» **Provided data**
━━━━━━━━━━

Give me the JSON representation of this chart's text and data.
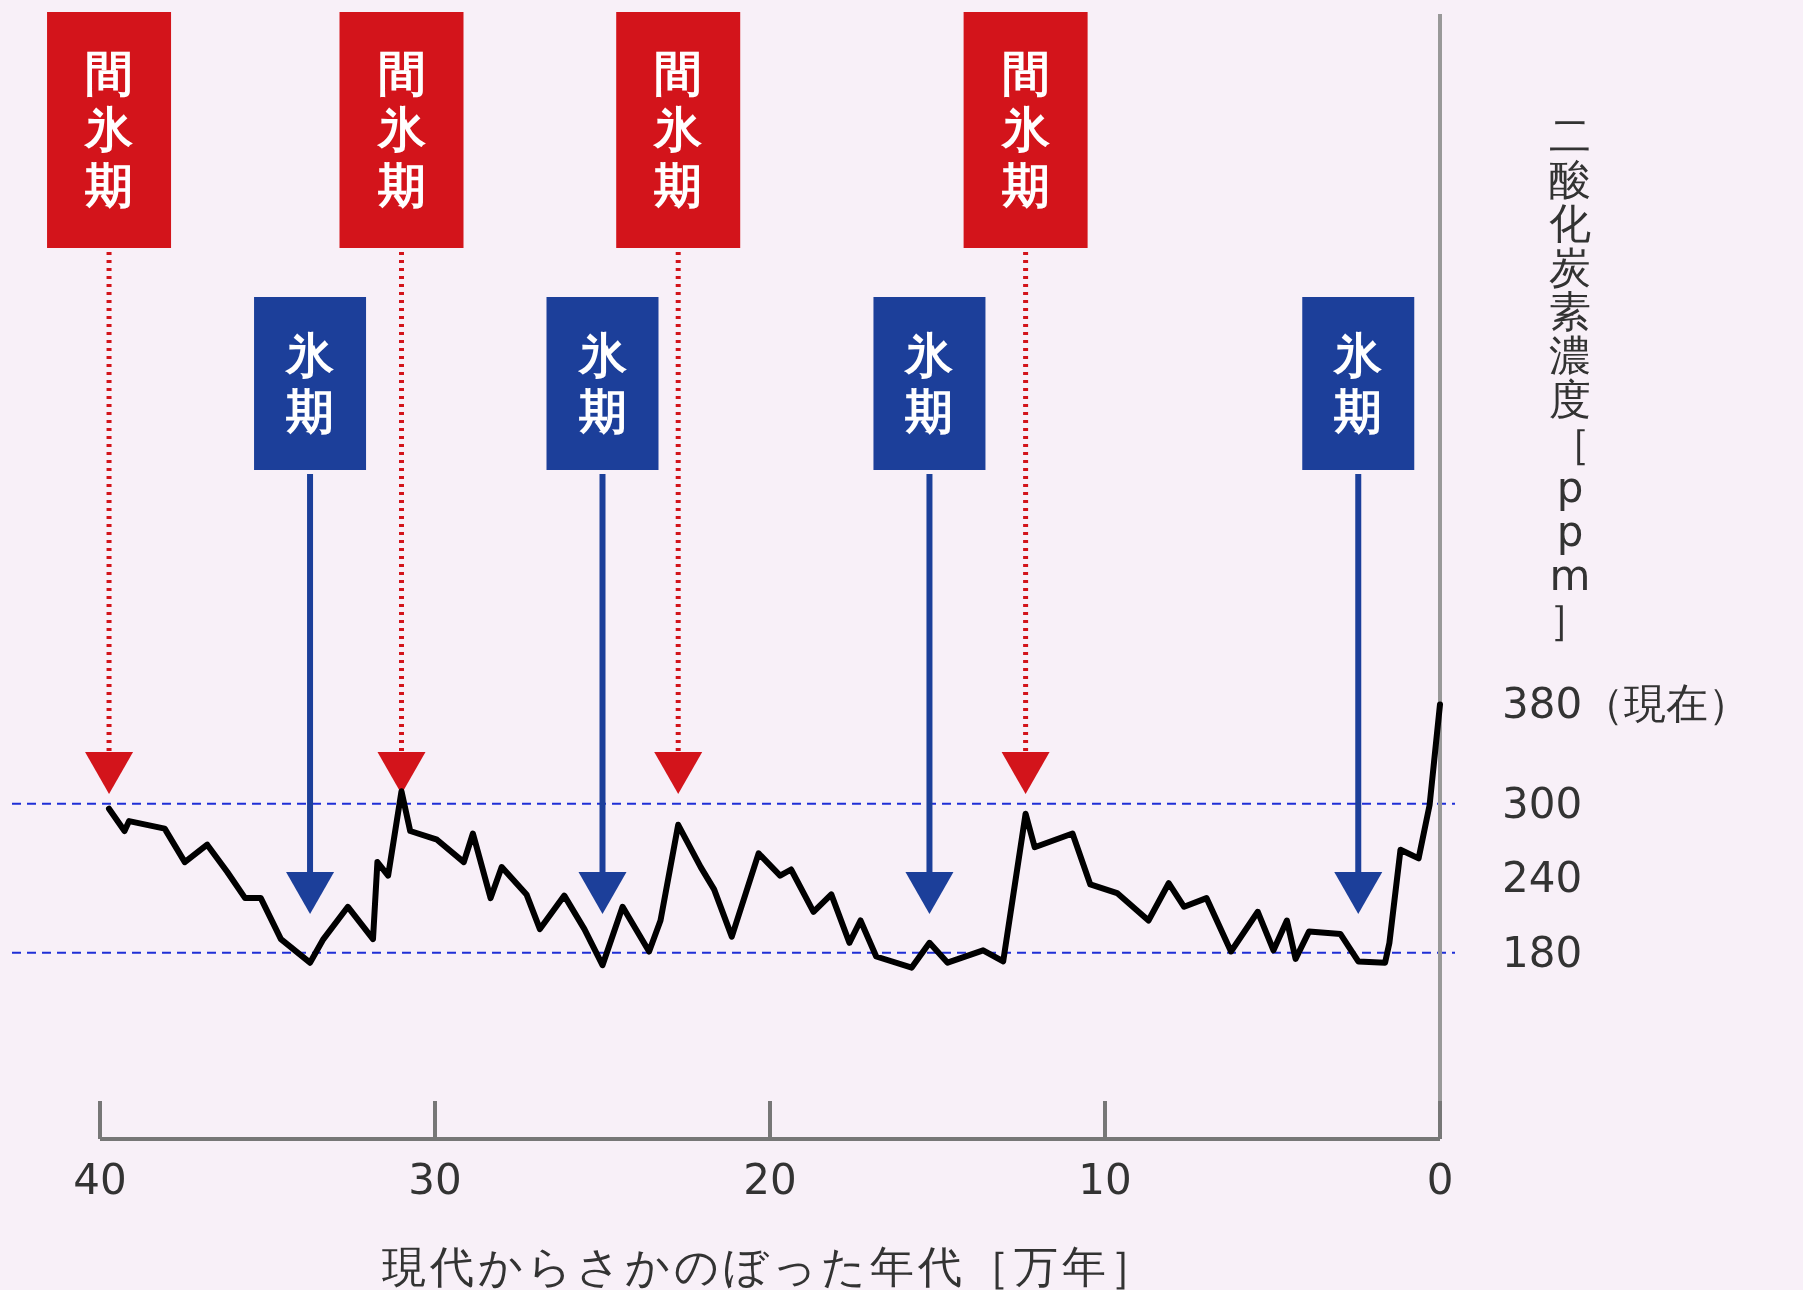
{
  "chart_data": {
    "type": "line",
    "xlabel": "現代からさかのぼった年代［万年］",
    "ylabel": "二酸化炭素濃度［ppm］",
    "xlim": [
      40,
      0
    ],
    "xticks": [
      40,
      30,
      20,
      10,
      0
    ],
    "ylim": [
      30,
      940
    ],
    "yticks": [
      180,
      240,
      300,
      {
        "value": 380,
        "label": "380（現在）"
      }
    ],
    "grid": false,
    "marker": "none",
    "line_style": "solid",
    "ref_lines": [
      {
        "axis": "y",
        "value": 300,
        "color": "#1f2fd6",
        "line_style": "dashed"
      },
      {
        "axis": "y",
        "value": 180,
        "color": "#1f2fd6",
        "line_style": "dashed"
      },
      {
        "axis": "x",
        "value": 39.73,
        "label": "間氷期",
        "color": "#d3141b",
        "line_style": "dotted"
      },
      {
        "axis": "x",
        "value": 31.0,
        "label": "間氷期",
        "color": "#d3141b",
        "line_style": "dotted"
      },
      {
        "axis": "x",
        "value": 22.74,
        "label": "間氷期",
        "color": "#d3141b",
        "line_style": "dotted"
      },
      {
        "axis": "x",
        "value": 12.37,
        "label": "間氷期",
        "color": "#d3141b",
        "line_style": "dotted"
      },
      {
        "axis": "x",
        "value": 33.73,
        "label": "氷期",
        "color": "#1c3f9a",
        "line_style": "solid"
      },
      {
        "axis": "x",
        "value": 25.0,
        "label": "氷期",
        "color": "#1c3f9a",
        "line_style": "solid"
      },
      {
        "axis": "x",
        "value": 15.24,
        "label": "氷期",
        "color": "#1c3f9a",
        "line_style": "solid"
      },
      {
        "axis": "x",
        "value": 2.44,
        "label": "氷期",
        "color": "#1c3f9a",
        "line_style": "solid"
      }
    ],
    "series": [
      {
        "color": "#000000",
        "x": [
          39.73,
          39.27,
          39.13,
          38.07,
          37.47,
          36.8,
          36.2,
          35.67,
          35.2,
          34.6,
          33.73,
          33.33,
          32.6,
          31.85,
          31.72,
          31.4,
          31.0,
          30.74,
          29.94,
          29.14,
          28.87,
          28.34,
          28.01,
          27.27,
          26.87,
          26.14,
          25.54,
          25.0,
          24.4,
          23.61,
          23.27,
          22.74,
          22.07,
          21.67,
          21.14,
          20.34,
          19.7,
          19.37,
          18.7,
          18.17,
          17.63,
          17.3,
          16.83,
          15.77,
          15.24,
          14.7,
          13.64,
          13.04,
          12.37,
          12.1,
          10.97,
          10.44,
          9.64,
          8.7,
          8.1,
          7.64,
          6.97,
          6.24,
          5.44,
          4.97,
          4.57,
          4.31,
          3.91,
          2.97,
          2.44,
          1.64,
          1.51,
          1.18,
          0.64,
          0.31,
          0
        ],
        "values": [
          296,
          278,
          286,
          280,
          253,
          267,
          245,
          224,
          224,
          191,
          172,
          191,
          217,
          191,
          253,
          242,
          310,
          278,
          271,
          253,
          276,
          224,
          249,
          227,
          199,
          226,
          199,
          170,
          217,
          181,
          206,
          283,
          249,
          231,
          193,
          260,
          242,
          247,
          213,
          227,
          188,
          206,
          177,
          168,
          188,
          172,
          182,
          173,
          292,
          265,
          276,
          235,
          228,
          206,
          236,
          217,
          224,
          181,
          213,
          182,
          206,
          175,
          197,
          195,
          173,
          172,
          188,
          263,
          256,
          299,
          380
        ]
      }
    ]
  }
}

━━━━━━━━━━

» **Do this**
Give every line above again exactly, with no pictures.

» **Right answer**
Give me the JSON representation of this chart's text and data.
{
  "chart_data": {
    "type": "line",
    "xlabel": "現代からさかのぼった年代［万年］",
    "ylabel": "二酸化炭素濃度［ppm］",
    "xlim": [
      40,
      0
    ],
    "xticks": [
      40,
      30,
      20,
      10,
      0
    ],
    "ylim": [
      30,
      940
    ],
    "yticks": [
      180,
      240,
      300,
      {
        "value": 380,
        "label": "380（現在）"
      }
    ],
    "grid": false,
    "marker": "none",
    "line_style": "solid",
    "ref_lines": [
      {
        "axis": "y",
        "value": 300,
        "color": "#1f2fd6",
        "line_style": "dashed"
      },
      {
        "axis": "y",
        "value": 180,
        "color": "#1f2fd6",
        "line_style": "dashed"
      },
      {
        "axis": "x",
        "value": 39.73,
        "label": "間氷期",
        "color": "#d3141b",
        "line_style": "dotted"
      },
      {
        "axis": "x",
        "value": 31.0,
        "label": "間氷期",
        "color": "#d3141b",
        "line_style": "dotted"
      },
      {
        "axis": "x",
        "value": 22.74,
        "label": "間氷期",
        "color": "#d3141b",
        "line_style": "dotted"
      },
      {
        "axis": "x",
        "value": 12.37,
        "label": "間氷期",
        "color": "#d3141b",
        "line_style": "dotted"
      },
      {
        "axis": "x",
        "value": 33.73,
        "label": "氷期",
        "color": "#1c3f9a",
        "line_style": "solid"
      },
      {
        "axis": "x",
        "value": 25.0,
        "label": "氷期",
        "color": "#1c3f9a",
        "line_style": "solid"
      },
      {
        "axis": "x",
        "value": 15.24,
        "label": "氷期",
        "color": "#1c3f9a",
        "line_style": "solid"
      },
      {
        "axis": "x",
        "value": 2.44,
        "label": "氷期",
        "color": "#1c3f9a",
        "line_style": "solid"
      }
    ],
    "series": [
      {
        "color": "#000000",
        "x": [
          39.73,
          39.27,
          39.13,
          38.07,
          37.47,
          36.8,
          36.2,
          35.67,
          35.2,
          34.6,
          33.73,
          33.33,
          32.6,
          31.85,
          31.72,
          31.4,
          31.0,
          30.74,
          29.94,
          29.14,
          28.87,
          28.34,
          28.01,
          27.27,
          26.87,
          26.14,
          25.54,
          25.0,
          24.4,
          23.61,
          23.27,
          22.74,
          22.07,
          21.67,
          21.14,
          20.34,
          19.7,
          19.37,
          18.7,
          18.17,
          17.63,
          17.3,
          16.83,
          15.77,
          15.24,
          14.7,
          13.64,
          13.04,
          12.37,
          12.1,
          10.97,
          10.44,
          9.64,
          8.7,
          8.1,
          7.64,
          6.97,
          6.24,
          5.44,
          4.97,
          4.57,
          4.31,
          3.91,
          2.97,
          2.44,
          1.64,
          1.51,
          1.18,
          0.64,
          0.31,
          0
        ],
        "values": [
          296,
          278,
          286,
          280,
          253,
          267,
          245,
          224,
          224,
          191,
          172,
          191,
          217,
          191,
          253,
          242,
          310,
          278,
          271,
          253,
          276,
          224,
          249,
          227,
          199,
          226,
          199,
          170,
          217,
          181,
          206,
          283,
          249,
          231,
          193,
          260,
          242,
          247,
          213,
          227,
          188,
          206,
          177,
          168,
          188,
          172,
          182,
          173,
          292,
          265,
          276,
          235,
          228,
          206,
          236,
          217,
          224,
          181,
          213,
          182,
          206,
          175,
          197,
          195,
          173,
          172,
          188,
          263,
          256,
          299,
          380
        ]
      }
    ]
  }
}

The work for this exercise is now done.